Problem to solve: Tally the lines below containing "locate" and report only the total.

+ + + + +

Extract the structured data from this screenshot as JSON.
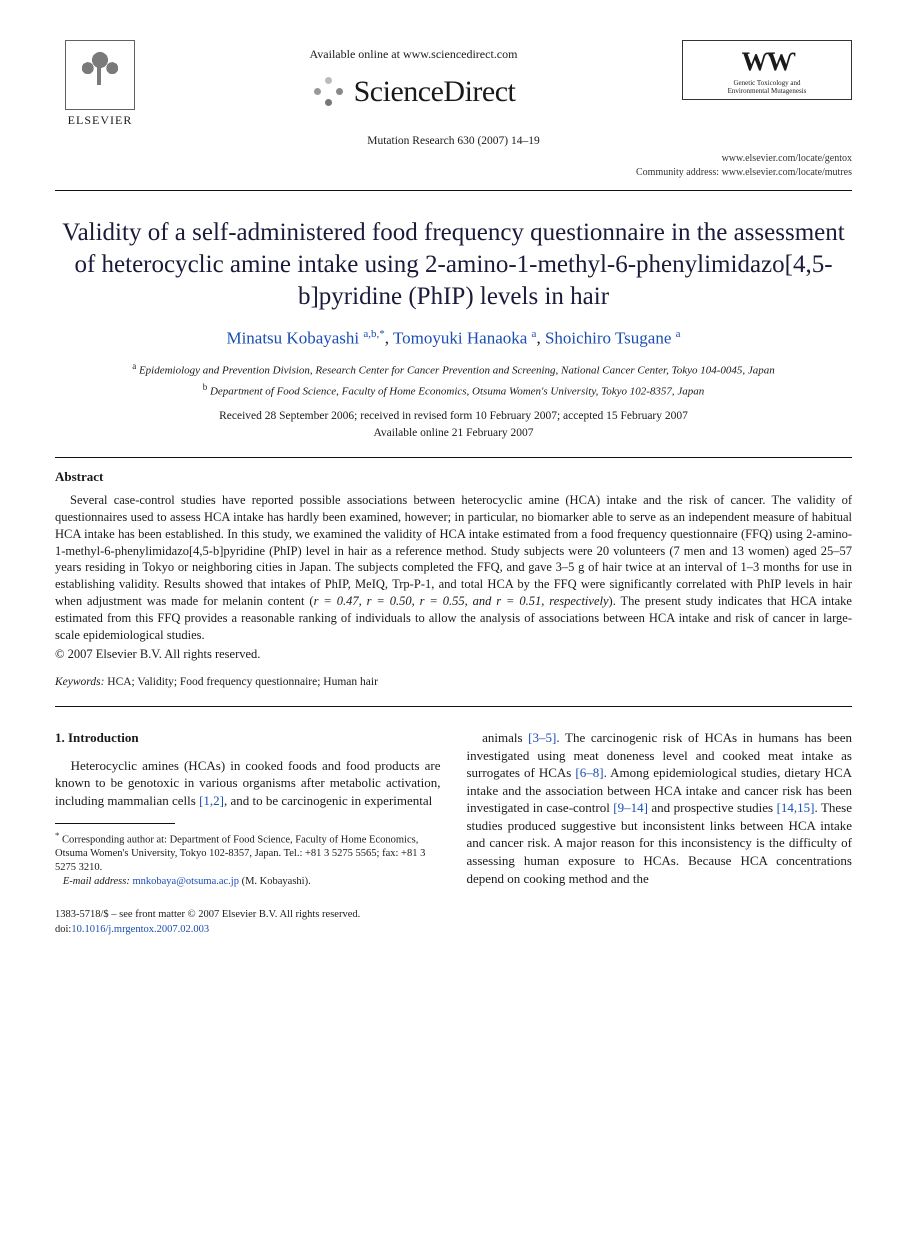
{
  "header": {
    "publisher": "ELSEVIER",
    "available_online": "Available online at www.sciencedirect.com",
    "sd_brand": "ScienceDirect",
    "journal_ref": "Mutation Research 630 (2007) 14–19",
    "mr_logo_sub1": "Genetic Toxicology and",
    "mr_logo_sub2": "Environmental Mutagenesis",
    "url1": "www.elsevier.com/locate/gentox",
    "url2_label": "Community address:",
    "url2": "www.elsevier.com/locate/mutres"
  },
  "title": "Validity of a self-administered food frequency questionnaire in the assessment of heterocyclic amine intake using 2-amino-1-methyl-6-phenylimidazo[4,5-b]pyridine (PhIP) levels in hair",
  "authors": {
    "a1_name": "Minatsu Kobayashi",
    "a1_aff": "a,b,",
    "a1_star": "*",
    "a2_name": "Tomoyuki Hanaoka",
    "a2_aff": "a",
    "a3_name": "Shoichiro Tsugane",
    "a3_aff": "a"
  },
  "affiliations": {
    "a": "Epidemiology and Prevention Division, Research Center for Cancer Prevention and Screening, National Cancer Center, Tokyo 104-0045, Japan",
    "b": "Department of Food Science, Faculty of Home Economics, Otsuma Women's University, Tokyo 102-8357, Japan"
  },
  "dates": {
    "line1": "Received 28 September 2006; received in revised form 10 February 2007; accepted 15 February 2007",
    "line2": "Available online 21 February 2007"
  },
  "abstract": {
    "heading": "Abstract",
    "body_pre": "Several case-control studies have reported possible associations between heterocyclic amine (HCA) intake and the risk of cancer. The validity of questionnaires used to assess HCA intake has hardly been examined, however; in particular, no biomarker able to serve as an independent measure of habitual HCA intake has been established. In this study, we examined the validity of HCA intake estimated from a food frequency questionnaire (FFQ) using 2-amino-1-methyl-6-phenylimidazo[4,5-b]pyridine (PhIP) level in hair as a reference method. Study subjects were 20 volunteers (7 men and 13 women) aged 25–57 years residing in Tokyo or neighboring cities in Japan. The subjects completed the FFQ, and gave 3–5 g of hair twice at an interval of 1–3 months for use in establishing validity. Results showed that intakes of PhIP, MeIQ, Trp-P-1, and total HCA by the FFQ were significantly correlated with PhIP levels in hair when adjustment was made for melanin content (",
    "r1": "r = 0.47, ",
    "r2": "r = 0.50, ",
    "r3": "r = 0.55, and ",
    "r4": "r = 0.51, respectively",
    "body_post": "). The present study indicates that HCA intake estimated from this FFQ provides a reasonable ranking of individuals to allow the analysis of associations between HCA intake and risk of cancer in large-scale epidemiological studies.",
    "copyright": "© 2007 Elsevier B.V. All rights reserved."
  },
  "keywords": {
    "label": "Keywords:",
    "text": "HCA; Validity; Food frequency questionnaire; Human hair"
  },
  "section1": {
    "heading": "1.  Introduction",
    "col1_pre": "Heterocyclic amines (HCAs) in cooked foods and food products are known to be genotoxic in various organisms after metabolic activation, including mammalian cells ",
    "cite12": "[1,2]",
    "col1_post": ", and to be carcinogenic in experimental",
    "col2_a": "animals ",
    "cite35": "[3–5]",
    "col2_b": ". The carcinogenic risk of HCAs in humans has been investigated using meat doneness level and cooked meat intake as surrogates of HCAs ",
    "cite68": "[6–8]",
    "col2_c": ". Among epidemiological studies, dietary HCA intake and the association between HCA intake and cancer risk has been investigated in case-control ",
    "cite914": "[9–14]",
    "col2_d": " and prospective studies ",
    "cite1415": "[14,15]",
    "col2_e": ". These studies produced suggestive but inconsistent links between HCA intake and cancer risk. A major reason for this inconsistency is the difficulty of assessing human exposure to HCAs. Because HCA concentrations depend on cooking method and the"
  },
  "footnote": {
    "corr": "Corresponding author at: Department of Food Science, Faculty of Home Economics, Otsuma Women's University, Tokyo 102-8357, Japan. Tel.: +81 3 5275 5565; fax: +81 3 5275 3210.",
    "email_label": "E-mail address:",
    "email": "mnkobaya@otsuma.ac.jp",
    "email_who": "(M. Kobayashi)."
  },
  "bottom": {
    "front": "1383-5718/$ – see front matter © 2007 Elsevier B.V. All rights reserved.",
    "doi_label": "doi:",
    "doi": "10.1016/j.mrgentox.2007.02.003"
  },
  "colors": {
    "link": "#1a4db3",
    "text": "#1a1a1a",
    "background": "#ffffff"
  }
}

+ + + + +

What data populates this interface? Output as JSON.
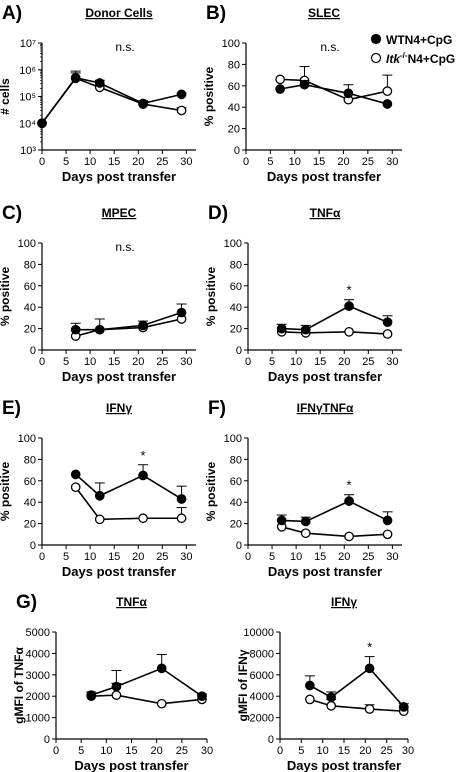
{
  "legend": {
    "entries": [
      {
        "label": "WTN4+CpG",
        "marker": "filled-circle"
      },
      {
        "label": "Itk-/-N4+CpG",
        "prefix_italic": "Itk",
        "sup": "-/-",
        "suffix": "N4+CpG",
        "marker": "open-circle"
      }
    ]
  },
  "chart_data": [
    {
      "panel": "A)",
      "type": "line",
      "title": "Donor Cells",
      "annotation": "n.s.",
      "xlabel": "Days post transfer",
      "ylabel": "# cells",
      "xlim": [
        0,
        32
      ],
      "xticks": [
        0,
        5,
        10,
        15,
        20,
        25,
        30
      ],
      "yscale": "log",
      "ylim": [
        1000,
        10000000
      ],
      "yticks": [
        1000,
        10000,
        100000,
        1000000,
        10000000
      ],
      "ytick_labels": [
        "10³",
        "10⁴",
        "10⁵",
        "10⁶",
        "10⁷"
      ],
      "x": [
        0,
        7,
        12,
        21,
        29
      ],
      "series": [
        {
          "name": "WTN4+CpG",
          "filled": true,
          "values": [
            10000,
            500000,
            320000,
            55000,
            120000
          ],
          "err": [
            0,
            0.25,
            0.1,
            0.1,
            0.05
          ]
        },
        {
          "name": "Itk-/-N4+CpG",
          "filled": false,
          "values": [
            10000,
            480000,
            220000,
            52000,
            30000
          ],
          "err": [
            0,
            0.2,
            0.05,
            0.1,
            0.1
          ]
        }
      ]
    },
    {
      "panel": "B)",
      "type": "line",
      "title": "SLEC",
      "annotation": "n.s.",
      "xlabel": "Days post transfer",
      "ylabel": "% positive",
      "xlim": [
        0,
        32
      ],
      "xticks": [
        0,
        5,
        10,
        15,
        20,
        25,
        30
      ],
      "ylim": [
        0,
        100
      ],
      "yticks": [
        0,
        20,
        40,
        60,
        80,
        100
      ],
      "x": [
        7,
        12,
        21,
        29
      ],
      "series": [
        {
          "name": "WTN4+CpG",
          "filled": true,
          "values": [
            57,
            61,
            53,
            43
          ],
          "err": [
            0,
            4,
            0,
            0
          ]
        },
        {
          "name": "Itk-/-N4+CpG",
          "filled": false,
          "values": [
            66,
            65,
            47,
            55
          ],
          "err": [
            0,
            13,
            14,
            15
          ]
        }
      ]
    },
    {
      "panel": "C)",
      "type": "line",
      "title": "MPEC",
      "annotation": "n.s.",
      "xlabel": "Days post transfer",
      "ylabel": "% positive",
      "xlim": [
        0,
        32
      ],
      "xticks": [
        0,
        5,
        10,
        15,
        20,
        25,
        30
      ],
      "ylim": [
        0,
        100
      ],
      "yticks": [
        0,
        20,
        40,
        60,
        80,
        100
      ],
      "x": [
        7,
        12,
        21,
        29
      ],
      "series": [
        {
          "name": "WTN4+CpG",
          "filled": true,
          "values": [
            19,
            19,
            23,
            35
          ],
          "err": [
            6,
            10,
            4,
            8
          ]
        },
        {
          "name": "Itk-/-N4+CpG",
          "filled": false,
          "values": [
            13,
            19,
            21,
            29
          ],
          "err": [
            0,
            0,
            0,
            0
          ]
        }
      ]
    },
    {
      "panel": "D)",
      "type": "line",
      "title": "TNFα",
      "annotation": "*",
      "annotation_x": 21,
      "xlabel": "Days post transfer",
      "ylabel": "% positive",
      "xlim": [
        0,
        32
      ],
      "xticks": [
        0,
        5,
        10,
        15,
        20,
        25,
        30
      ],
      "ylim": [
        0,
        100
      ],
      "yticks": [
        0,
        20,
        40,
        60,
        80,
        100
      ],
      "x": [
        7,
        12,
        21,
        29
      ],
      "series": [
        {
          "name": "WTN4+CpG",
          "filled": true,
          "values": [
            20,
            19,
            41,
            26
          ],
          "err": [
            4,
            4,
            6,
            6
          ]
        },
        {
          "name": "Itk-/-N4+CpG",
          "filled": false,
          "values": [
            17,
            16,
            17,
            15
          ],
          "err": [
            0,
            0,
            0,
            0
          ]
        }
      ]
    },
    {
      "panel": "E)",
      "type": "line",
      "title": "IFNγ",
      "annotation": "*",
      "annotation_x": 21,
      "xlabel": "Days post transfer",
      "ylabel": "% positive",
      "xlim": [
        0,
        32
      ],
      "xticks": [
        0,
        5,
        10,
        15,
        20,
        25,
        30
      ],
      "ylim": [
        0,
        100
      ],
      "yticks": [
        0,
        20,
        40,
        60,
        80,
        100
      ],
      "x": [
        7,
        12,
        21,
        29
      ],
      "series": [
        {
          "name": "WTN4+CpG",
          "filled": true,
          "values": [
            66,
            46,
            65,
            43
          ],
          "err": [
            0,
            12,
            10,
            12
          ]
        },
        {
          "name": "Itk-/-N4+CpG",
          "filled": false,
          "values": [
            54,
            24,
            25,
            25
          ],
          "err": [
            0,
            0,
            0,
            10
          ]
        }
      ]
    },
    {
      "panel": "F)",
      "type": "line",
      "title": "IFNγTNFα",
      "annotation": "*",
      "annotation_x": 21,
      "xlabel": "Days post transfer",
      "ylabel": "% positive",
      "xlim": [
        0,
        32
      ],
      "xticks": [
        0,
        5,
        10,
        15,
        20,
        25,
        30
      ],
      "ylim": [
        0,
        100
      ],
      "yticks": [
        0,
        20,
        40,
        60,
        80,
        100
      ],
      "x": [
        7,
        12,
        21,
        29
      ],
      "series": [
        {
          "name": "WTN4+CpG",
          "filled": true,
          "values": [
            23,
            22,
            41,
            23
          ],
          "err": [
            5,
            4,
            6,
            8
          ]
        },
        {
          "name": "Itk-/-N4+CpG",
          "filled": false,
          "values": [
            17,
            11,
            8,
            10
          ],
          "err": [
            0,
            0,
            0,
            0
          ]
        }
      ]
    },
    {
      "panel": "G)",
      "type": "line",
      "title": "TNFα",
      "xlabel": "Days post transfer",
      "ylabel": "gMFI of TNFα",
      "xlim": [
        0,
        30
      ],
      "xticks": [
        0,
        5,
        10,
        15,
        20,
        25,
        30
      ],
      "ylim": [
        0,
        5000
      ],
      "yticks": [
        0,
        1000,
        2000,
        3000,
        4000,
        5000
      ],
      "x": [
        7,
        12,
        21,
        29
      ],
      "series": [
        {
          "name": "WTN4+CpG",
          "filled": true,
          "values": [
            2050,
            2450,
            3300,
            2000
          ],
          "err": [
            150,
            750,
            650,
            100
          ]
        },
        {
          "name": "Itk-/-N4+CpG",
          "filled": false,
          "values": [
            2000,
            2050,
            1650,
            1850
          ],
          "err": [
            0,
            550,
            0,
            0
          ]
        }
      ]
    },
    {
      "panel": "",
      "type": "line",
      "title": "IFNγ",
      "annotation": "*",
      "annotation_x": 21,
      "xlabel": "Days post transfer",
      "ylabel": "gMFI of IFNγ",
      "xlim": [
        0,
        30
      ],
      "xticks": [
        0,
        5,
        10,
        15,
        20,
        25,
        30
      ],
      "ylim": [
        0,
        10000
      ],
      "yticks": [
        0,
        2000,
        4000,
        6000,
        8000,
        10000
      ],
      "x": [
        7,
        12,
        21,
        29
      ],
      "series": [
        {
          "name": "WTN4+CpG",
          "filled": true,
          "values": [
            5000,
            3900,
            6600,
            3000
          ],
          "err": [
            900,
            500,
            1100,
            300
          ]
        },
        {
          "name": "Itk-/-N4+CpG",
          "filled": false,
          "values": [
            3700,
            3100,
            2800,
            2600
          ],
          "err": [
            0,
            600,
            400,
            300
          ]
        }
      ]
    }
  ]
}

+ + + + +

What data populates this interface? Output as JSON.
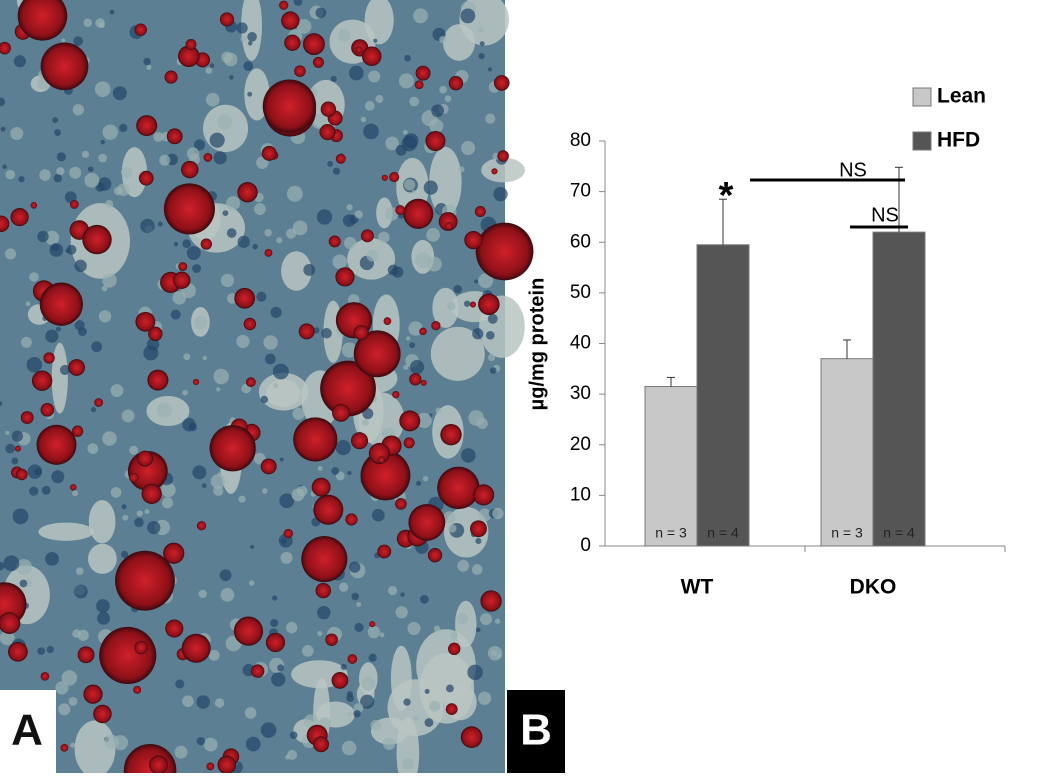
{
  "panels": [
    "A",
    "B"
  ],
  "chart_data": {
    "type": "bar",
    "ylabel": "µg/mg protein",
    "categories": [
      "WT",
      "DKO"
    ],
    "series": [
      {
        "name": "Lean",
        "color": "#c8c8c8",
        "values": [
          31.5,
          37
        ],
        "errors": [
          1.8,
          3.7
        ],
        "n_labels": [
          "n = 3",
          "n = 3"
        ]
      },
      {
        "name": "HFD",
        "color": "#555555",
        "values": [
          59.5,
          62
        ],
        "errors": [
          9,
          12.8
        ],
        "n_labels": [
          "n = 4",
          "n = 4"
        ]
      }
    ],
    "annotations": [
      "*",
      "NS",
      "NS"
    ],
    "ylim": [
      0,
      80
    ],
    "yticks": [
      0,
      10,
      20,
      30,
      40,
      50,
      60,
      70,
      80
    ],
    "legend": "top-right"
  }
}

+ + + + +

Solution: 2